Please transcribe the data that follows without the pictures, keeping every word the same.
-------
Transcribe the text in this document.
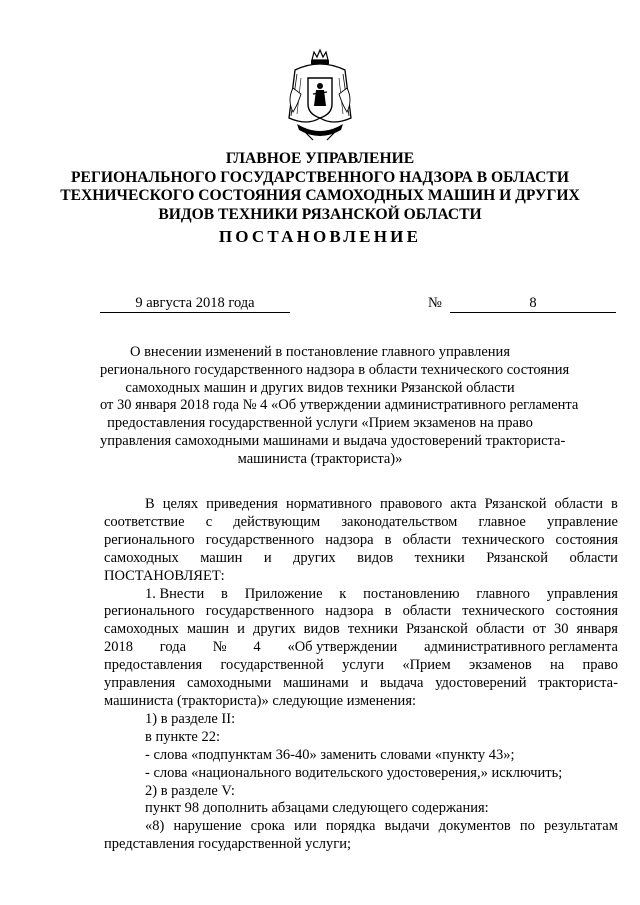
ГЛАВНОЕ УПРАВЛЕНИЕ
РЕГИОНАЛЬНОГО ГОСУДАРСТВЕННОГО НАДЗОРА В ОБЛАСТИ
ТЕХНИЧЕСКОГО СОСТОЯНИЯ САМОХОДНЫХ МАШИН И ДРУГИХ
ВИДОВ ТЕХНИКИ РЯЗАНСКОЙ ОБЛАСТИ
ПОСТАНОВЛЕНИЕ
9 августа 2018 года	№	8
О внесении изменений в постановление главного управления
регионального государственного надзора в области технического состояния
самоходных машин и других видов техники Рязанской области
от 30 января 2018 года № 4 «Об утверждении административного регламента
предоставления государственной услуги «Прием экзаменов на право
управления самоходными машинами и выдача удостоверений тракториста-
машиниста (тракториста)»
В целях приведения нормативного правового акта Рязанской области в
соответствие с действующим законодательством главное управление
регионального государственного надзора в области технического состояния
самоходных машин и других видов техники Рязанской области
ПОСТАНОВЛЯЕТ:
1. Внести в Приложение к постановлению главного управления
регионального государственного надзора в области технического состояния
самоходных машин и других видов техники Рязанской области от 30 января
2018 года № 4 «Об утверждении административного регламента
предоставления государственной услуги «Прием экзаменов на право
управления самоходными машинами и выдача удостоверений тракториста-
машиниста (тракториста)» следующие изменения:
1) в разделе II:
в пункте 22:
- слова «подпунктам 36-40» заменить словами «пункту 43»;
- слова «национального водительского удостоверения,» исключить;
2) в разделе V:
пункт 98 дополнить абзацами следующего содержания:
«8) нарушение срока или порядка выдачи документов по результатам
представления государственной услуги;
-------
### COMPLETE RESPONSE
Transcribe the text in this document.
ГЛАВНОЕ УПРАВЛЕНИЕ
РЕГИОНАЛЬНОГО ГОСУДАРСТВЕННОГО НАДЗОРА В ОБЛАСТИ
ТЕХНИЧЕСКОГО СОСТОЯНИЯ САМОХОДНЫХ МАШИН И ДРУГИХ
ВИДОВ ТЕХНИКИ РЯЗАНСКОЙ ОБЛАСТИ
ПОСТАНОВЛЕНИЕ
9 августа 2018 года	№	8
О внесении изменений в постановление главного управления
регионального государственного надзора в области технического состояния
самоходных машин и других видов техники Рязанской области
от 30 января 2018 года № 4 «Об утверждении административного регламента
предоставления государственной услуги «Прием экзаменов на право
управления самоходными машинами и выдача удостоверений тракториста-
машиниста (тракториста)»
В целях приведения нормативного правового акта Рязанской области в
соответствие с действующим законодательством главное управление
регионального государственного надзора в области технического состояния
самоходных машин и других видов техники Рязанской области
ПОСТАНОВЛЯЕТ:
1. Внести в Приложение к постановлению главного управления
регионального государственного надзора в области технического состояния
самоходных машин и других видов техники Рязанской области от 30 января
2018 года № 4 «Об утверждении административного регламента
предоставления государственной услуги «Прием экзаменов на право
управления самоходными машинами и выдача удостоверений тракториста-
машиниста (тракториста)» следующие изменения:
1) в разделе II:
в пункте 22:
- слова «подпунктам 36-40» заменить словами «пункту 43»;
- слова «национального водительского удостоверения,» исключить;
2) в разделе V:
пункт 98 дополнить абзацами следующего содержания:
«8) нарушение срока или порядка выдачи документов по результатам
представления государственной услуги;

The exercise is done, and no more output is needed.